> [GIVEN RECORDS]
-- begin --

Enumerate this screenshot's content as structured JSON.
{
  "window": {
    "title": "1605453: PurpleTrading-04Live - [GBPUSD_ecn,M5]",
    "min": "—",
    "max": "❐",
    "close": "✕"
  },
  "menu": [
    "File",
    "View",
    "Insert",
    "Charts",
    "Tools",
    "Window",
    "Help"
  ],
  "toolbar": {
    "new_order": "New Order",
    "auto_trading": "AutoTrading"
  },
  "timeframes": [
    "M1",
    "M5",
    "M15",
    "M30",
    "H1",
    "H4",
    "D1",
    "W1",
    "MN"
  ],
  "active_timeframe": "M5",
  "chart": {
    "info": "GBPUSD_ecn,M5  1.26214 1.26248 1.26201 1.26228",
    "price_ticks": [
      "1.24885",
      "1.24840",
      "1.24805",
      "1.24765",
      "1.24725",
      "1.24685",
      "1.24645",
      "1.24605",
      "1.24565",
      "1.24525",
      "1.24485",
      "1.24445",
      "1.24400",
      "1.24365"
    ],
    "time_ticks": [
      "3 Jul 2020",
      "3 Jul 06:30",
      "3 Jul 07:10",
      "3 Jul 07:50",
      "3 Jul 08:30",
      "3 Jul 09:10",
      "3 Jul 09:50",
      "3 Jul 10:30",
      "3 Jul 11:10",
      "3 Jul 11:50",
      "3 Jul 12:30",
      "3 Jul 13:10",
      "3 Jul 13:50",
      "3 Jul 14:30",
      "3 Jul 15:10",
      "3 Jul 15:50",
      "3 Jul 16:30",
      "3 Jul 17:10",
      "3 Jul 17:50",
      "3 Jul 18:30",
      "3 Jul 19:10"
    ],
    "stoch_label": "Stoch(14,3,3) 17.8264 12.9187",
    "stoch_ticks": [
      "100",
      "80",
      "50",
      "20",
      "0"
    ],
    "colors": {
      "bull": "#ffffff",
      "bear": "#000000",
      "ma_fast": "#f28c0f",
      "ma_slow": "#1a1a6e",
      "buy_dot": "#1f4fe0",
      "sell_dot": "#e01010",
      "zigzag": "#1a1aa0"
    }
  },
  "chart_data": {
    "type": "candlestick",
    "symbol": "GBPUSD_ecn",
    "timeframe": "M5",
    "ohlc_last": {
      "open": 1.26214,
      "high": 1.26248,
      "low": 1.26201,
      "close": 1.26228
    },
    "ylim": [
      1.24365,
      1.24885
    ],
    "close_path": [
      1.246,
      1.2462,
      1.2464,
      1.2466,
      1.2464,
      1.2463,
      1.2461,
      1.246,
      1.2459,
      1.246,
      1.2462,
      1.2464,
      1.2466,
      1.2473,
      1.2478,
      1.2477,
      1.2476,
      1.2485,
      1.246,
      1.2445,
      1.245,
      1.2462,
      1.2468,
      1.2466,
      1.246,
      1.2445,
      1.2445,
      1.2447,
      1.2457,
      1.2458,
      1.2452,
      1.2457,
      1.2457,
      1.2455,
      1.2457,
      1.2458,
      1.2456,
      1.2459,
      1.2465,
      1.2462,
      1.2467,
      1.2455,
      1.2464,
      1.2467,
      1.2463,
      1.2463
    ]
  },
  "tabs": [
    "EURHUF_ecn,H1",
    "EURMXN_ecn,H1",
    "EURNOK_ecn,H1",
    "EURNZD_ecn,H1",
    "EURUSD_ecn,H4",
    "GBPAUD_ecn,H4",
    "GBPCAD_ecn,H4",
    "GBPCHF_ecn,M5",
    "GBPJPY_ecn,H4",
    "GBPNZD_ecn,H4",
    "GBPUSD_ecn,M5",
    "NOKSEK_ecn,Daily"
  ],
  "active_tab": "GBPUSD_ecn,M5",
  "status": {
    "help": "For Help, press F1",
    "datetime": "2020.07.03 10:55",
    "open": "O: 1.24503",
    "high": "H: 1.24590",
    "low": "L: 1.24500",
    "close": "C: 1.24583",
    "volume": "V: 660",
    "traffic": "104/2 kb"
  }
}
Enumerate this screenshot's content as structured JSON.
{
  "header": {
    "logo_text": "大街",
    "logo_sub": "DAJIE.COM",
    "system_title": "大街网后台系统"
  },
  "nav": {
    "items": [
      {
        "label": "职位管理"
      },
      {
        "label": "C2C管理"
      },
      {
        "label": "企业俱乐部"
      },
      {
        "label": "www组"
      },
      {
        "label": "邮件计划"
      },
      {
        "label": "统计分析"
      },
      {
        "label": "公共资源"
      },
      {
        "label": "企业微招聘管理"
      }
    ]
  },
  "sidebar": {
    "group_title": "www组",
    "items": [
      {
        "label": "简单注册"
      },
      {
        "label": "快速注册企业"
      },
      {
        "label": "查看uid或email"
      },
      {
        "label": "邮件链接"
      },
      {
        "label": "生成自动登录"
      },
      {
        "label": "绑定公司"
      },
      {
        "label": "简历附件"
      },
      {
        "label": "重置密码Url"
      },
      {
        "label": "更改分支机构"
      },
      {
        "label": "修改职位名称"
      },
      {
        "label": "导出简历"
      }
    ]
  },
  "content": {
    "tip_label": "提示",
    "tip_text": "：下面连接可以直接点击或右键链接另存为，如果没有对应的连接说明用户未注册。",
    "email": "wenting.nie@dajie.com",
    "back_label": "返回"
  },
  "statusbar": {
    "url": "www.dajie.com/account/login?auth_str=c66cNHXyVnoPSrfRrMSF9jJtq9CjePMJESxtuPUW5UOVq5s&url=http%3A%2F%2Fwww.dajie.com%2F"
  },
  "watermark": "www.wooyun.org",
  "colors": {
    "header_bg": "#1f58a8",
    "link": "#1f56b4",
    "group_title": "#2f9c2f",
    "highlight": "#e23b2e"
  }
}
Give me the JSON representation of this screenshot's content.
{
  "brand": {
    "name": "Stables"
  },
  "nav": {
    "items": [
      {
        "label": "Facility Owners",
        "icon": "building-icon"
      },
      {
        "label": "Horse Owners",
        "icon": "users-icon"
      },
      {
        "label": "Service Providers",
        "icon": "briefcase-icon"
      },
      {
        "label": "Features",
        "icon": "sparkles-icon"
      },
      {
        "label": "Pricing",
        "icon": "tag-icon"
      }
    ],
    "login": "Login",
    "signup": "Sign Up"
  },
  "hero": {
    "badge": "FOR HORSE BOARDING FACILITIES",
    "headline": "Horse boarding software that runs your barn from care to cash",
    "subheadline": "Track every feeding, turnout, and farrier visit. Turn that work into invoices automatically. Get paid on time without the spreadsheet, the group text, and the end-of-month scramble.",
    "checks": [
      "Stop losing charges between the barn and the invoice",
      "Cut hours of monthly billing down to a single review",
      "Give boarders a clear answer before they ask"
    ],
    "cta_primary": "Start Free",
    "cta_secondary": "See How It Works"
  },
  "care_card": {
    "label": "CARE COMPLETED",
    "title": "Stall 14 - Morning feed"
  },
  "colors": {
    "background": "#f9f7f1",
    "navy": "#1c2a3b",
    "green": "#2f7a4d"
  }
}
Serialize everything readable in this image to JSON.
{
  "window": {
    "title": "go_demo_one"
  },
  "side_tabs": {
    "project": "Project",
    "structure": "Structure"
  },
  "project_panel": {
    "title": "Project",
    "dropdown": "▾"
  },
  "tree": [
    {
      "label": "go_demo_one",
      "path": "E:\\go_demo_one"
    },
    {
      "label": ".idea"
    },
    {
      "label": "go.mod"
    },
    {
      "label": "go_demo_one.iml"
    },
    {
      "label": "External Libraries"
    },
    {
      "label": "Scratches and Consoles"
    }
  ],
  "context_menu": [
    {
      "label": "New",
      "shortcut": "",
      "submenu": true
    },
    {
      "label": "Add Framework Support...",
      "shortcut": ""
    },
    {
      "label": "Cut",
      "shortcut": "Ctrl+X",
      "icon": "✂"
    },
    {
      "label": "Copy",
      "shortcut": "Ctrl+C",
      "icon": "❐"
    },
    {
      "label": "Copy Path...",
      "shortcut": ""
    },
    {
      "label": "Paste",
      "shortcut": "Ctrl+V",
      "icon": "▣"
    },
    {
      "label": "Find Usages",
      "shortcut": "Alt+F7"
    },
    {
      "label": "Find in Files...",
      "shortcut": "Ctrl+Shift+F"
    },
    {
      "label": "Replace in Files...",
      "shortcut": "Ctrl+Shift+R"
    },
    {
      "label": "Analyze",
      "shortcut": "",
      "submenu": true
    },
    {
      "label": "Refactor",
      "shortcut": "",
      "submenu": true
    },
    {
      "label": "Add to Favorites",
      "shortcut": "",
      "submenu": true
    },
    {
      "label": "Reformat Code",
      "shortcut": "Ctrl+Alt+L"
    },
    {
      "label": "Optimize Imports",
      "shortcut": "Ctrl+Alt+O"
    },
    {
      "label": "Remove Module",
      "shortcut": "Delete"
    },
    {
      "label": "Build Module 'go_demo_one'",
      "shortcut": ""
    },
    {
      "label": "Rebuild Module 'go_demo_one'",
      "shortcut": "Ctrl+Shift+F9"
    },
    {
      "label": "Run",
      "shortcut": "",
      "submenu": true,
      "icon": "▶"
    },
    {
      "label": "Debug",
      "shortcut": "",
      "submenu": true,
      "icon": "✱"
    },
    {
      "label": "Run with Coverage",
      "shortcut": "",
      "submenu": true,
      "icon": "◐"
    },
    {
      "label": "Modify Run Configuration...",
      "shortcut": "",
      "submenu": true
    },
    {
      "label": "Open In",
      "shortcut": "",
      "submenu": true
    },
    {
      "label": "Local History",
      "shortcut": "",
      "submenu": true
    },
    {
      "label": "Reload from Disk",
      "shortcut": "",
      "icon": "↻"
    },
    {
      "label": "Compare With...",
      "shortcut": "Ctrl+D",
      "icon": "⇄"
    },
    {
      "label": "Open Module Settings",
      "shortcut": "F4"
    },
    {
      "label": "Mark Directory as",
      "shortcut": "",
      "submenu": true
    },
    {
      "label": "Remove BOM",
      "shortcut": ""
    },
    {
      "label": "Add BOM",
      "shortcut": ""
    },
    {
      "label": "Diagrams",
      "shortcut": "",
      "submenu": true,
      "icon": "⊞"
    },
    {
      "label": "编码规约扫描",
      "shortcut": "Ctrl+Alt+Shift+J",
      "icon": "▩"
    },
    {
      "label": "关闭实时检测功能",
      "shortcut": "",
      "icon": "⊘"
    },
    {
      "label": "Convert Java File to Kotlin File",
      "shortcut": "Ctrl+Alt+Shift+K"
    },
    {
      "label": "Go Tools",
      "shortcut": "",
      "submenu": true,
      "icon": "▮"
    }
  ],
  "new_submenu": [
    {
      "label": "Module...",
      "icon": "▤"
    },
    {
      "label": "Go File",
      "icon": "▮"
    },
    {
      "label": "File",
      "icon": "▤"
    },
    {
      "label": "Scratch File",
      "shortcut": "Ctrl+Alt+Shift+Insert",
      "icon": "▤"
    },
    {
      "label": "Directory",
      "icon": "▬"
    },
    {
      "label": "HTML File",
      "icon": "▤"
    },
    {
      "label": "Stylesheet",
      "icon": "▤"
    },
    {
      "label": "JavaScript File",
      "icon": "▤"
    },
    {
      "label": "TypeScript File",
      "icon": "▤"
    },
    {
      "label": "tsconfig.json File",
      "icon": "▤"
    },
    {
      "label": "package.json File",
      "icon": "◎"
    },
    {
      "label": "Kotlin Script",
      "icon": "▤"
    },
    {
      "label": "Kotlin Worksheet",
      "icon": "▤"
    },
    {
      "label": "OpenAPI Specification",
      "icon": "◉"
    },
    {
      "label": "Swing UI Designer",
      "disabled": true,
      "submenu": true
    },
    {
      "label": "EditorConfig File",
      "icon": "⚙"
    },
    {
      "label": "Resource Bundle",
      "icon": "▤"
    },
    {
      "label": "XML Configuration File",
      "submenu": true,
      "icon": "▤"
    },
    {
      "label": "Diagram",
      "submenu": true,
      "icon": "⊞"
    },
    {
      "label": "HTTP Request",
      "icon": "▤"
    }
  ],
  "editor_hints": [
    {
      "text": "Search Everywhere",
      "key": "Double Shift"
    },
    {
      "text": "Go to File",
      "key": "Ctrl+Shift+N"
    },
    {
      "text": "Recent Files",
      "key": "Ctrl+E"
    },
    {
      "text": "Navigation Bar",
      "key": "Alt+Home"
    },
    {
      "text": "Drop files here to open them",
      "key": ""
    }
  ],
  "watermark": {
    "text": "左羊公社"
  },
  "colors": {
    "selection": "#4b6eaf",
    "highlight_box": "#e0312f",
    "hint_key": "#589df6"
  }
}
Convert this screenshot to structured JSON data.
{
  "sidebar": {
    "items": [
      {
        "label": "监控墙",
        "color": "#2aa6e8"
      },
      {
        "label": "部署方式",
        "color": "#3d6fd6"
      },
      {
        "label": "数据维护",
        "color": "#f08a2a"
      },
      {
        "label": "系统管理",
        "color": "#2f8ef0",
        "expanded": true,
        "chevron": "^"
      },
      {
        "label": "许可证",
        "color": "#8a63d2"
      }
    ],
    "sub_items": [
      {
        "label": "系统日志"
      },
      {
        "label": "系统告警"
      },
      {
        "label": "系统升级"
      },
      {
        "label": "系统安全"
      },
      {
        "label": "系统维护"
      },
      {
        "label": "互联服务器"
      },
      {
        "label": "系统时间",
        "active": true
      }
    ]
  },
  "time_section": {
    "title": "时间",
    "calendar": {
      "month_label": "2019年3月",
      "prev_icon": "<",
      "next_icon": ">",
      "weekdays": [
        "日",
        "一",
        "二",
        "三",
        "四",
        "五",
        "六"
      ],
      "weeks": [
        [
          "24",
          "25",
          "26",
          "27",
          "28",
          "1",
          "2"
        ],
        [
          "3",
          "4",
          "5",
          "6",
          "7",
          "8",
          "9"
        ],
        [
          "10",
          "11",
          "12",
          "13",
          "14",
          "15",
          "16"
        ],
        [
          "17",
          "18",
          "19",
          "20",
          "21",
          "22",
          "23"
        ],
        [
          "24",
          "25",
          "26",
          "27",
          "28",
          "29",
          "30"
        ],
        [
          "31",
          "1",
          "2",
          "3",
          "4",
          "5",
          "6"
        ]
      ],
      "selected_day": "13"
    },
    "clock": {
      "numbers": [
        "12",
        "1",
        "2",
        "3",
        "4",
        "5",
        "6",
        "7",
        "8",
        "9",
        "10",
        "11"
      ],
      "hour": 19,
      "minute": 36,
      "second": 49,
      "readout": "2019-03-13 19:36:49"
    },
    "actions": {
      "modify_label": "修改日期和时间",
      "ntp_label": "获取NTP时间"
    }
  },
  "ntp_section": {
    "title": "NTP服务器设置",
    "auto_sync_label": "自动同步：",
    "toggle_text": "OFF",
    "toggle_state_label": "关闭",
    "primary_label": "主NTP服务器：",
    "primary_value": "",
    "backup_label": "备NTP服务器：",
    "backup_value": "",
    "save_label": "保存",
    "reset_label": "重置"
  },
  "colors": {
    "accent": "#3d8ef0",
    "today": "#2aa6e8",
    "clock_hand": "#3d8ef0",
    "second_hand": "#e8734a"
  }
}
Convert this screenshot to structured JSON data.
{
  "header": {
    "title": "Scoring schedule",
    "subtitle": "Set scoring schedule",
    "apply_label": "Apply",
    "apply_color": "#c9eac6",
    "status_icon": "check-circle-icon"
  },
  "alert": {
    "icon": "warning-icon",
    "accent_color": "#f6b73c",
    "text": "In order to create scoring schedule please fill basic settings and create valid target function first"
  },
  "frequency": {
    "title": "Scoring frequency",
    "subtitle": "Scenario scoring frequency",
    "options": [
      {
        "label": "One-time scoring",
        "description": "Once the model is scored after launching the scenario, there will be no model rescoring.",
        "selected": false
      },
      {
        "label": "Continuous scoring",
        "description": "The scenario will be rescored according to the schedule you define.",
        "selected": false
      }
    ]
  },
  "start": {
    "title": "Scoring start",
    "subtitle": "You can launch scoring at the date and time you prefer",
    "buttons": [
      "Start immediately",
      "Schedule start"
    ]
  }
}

-- end --

> [STATED EXERCISE]
Of the lines in the listing above, how many hold the string "Find"? Reply with the number only.

> [THE RESPONSE]
2